● WORK REQUIRED
Return only the count of lines in which the word "bottom" appears.
--- START OF SOURCE DATA ---
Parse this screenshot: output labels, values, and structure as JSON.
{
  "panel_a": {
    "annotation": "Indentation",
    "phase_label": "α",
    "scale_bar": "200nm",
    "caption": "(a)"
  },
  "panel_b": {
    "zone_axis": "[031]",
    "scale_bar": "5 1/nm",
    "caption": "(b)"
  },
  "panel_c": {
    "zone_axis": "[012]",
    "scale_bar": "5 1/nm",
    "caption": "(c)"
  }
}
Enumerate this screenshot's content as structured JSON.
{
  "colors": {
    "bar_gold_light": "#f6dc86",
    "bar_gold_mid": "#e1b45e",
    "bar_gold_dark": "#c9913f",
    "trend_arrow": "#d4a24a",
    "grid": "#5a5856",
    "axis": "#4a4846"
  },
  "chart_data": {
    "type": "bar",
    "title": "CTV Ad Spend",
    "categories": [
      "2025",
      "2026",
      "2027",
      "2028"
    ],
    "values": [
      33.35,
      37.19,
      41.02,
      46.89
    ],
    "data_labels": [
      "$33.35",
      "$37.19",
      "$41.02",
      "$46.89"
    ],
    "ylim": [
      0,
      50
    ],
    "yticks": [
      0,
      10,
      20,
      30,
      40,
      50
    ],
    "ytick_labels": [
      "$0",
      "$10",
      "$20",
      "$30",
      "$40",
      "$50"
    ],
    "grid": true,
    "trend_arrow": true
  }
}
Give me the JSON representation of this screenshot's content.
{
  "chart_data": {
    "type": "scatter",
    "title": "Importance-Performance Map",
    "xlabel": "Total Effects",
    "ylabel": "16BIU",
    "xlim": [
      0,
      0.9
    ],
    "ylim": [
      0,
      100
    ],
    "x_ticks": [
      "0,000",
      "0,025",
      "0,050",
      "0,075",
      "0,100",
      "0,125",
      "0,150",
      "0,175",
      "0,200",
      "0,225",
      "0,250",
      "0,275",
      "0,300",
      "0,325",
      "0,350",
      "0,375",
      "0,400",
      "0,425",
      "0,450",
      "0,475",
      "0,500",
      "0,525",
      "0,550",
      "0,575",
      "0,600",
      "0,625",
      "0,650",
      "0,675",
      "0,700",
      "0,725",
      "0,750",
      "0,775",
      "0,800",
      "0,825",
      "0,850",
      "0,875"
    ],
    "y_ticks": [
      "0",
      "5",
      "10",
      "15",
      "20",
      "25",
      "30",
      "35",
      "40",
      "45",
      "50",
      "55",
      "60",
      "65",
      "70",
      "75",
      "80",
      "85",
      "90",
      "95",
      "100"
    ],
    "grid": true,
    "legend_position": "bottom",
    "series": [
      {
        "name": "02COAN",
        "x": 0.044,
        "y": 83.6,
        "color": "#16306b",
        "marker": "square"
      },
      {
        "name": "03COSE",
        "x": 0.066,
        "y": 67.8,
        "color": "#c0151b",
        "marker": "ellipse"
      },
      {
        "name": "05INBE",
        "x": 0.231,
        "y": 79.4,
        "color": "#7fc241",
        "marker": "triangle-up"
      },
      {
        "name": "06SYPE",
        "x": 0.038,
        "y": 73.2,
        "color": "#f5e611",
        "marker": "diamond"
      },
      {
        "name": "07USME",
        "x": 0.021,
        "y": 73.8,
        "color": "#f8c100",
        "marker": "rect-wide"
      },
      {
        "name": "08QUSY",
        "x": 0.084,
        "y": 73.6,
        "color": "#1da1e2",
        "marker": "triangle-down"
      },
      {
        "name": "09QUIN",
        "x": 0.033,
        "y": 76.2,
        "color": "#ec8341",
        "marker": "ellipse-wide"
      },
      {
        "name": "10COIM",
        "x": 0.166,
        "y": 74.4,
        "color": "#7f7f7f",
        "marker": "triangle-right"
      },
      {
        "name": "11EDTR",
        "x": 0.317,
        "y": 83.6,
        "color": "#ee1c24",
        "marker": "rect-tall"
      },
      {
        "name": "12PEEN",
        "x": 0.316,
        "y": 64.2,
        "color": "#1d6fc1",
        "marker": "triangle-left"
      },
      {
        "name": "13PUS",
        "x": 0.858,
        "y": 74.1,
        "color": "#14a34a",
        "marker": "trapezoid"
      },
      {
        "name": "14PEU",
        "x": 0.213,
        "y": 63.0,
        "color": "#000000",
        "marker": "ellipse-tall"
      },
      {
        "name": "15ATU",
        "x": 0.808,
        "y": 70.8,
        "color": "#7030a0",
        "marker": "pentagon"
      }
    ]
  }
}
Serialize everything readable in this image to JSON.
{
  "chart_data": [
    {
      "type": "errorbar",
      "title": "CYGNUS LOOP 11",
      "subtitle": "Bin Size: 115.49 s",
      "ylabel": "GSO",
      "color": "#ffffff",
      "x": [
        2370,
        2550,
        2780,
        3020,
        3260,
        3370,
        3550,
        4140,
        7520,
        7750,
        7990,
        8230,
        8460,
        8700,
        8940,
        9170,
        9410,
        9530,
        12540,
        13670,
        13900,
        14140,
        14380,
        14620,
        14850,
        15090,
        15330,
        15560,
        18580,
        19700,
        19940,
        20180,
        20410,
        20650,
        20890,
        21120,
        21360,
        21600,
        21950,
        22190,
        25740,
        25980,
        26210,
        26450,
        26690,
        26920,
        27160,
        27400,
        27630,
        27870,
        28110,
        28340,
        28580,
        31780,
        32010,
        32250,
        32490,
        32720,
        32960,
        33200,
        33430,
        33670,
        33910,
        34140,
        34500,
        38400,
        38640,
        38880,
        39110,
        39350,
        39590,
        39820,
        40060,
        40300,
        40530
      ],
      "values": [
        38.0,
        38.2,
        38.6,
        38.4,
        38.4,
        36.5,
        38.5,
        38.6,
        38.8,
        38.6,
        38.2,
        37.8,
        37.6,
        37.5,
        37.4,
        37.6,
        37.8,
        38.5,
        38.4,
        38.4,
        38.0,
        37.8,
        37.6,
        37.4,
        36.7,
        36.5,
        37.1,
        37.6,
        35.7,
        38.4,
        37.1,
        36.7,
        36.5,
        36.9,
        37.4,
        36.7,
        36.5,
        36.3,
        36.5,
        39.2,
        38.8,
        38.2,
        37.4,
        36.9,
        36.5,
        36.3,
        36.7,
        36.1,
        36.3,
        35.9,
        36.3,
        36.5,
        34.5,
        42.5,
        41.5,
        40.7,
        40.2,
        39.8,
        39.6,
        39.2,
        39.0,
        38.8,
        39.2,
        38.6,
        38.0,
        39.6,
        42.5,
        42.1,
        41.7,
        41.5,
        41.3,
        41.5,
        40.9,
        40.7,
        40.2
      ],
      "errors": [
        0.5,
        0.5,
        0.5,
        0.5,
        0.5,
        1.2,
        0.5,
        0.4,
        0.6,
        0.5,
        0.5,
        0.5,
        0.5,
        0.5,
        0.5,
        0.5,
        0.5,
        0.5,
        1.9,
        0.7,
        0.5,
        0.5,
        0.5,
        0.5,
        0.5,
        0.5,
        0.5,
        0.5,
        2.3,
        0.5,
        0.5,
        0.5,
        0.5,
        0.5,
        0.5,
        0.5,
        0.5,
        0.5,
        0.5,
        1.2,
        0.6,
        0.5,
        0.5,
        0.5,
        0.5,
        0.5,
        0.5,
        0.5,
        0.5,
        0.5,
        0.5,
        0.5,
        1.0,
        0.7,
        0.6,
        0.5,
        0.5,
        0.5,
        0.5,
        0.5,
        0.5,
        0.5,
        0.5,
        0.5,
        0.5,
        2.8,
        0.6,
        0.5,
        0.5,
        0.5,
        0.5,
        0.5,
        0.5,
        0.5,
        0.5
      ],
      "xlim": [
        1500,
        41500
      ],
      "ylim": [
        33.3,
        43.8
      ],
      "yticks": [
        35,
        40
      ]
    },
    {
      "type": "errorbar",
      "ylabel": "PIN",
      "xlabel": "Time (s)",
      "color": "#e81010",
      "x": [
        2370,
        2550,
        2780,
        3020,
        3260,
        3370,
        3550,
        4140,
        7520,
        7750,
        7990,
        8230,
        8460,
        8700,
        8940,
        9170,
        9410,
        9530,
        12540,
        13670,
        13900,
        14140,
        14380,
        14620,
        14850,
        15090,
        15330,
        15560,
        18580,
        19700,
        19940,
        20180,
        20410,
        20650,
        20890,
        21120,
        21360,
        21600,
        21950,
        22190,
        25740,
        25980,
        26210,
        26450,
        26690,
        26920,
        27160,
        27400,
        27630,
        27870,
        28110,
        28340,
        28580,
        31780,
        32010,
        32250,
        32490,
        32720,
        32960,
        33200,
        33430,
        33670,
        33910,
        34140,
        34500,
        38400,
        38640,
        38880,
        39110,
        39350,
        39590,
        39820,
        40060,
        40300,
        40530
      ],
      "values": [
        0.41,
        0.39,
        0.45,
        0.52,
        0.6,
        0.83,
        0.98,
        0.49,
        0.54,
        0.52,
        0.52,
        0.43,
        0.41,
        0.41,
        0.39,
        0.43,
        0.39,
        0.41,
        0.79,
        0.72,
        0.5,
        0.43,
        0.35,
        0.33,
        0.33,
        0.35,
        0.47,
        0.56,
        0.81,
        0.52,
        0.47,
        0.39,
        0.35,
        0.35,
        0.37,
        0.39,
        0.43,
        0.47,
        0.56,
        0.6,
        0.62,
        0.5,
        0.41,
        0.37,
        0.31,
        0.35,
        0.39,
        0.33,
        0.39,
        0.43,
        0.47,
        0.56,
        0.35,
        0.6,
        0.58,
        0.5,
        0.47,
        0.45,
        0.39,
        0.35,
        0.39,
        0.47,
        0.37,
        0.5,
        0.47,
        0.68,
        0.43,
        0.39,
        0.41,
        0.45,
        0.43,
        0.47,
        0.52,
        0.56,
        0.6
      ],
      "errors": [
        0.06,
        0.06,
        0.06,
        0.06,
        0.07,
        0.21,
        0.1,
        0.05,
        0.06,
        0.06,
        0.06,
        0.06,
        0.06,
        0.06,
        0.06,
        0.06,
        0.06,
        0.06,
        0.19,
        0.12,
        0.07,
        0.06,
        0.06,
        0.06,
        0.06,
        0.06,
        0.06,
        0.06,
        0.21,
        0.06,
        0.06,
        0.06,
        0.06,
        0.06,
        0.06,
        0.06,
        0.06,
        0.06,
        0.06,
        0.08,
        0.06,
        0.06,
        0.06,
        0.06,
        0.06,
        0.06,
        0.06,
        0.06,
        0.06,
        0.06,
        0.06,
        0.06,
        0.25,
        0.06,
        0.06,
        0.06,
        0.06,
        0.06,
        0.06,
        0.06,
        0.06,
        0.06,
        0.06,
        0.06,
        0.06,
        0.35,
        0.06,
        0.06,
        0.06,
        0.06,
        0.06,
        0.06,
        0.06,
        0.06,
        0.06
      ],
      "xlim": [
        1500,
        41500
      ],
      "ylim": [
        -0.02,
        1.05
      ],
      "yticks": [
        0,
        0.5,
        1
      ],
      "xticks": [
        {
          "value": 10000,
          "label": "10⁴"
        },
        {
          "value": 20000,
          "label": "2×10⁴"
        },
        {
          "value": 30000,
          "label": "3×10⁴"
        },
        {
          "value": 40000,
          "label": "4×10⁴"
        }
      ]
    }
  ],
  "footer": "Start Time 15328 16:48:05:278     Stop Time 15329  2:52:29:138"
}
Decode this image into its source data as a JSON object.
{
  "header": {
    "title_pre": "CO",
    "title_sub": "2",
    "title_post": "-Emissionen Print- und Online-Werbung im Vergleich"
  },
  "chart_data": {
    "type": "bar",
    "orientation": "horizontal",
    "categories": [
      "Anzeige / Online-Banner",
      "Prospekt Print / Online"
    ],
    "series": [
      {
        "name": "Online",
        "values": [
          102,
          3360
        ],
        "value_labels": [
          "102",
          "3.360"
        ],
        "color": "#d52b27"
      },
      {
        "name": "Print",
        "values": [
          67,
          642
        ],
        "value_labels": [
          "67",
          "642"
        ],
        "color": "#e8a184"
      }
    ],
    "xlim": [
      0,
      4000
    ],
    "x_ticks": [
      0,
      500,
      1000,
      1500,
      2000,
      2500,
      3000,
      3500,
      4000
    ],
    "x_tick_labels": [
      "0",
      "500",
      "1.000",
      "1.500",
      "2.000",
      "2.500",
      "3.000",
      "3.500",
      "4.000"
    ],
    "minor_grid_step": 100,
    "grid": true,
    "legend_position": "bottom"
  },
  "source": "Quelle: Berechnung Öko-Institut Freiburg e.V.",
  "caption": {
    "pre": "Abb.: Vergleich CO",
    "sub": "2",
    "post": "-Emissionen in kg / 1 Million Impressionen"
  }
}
--- END OF SOURCE DATA ---
● RESULT
2